**** RAW DATA

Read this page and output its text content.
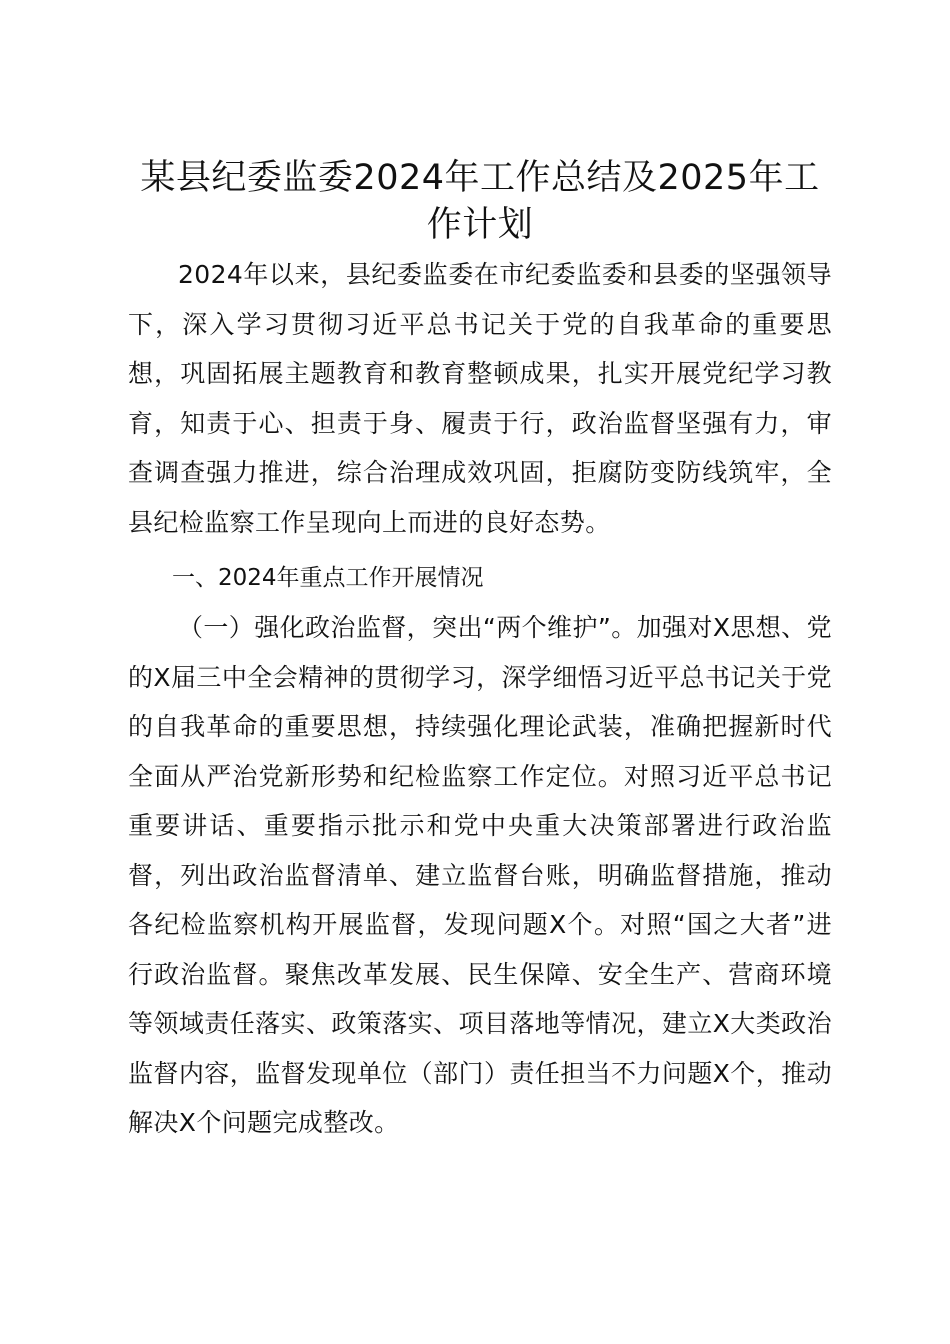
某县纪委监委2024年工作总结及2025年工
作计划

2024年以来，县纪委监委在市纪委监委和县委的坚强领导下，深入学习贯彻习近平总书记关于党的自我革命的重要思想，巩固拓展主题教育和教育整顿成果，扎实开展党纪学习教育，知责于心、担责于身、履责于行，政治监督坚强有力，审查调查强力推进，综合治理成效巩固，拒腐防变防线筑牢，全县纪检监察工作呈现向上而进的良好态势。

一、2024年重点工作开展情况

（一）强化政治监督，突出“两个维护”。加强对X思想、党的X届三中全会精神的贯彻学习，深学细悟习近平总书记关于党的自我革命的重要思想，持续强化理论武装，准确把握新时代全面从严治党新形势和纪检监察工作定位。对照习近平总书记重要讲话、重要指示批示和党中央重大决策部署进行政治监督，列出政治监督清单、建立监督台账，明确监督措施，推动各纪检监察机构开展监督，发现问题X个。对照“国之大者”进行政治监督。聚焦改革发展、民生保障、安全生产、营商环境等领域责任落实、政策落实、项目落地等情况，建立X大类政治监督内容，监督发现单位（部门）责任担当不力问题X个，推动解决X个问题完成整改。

********

-- WHAT YOU NEED TO DO --
Return all of the entries word for word, but omit the pictures.

-- THE RESPONSE --
Read this page and output its text content.
某县纪委监委2024年工作总结及2025年工
作计划

2024年以来，县纪委监委在市纪委监委和县委的坚强领导下，深入学习贯彻习近平总书记关于党的自我革命的重要思想，巩固拓展主题教育和教育整顿成果，扎实开展党纪学习教育，知责于心、担责于身、履责于行，政治监督坚强有力，审查调查强力推进，综合治理成效巩固，拒腐防变防线筑牢，全县纪检监察工作呈现向上而进的良好态势。

一、2024年重点工作开展情况

（一）强化政治监督，突出“两个维护”。加强对X思想、党的X届三中全会精神的贯彻学习，深学细悟习近平总书记关于党的自我革命的重要思想，持续强化理论武装，准确把握新时代全面从严治党新形势和纪检监察工作定位。对照习近平总书记重要讲话、重要指示批示和党中央重大决策部署进行政治监督，列出政治监督清单、建立监督台账，明确监督措施，推动各纪检监察机构开展监督，发现问题X个。对照“国之大者”进行政治监督。聚焦改革发展、民生保障、安全生产、营商环境等领域责任落实、政策落实、项目落地等情况，建立X大类政治监督内容，监督发现单位（部门）责任担当不力问题X个，推动解决X个问题完成整改。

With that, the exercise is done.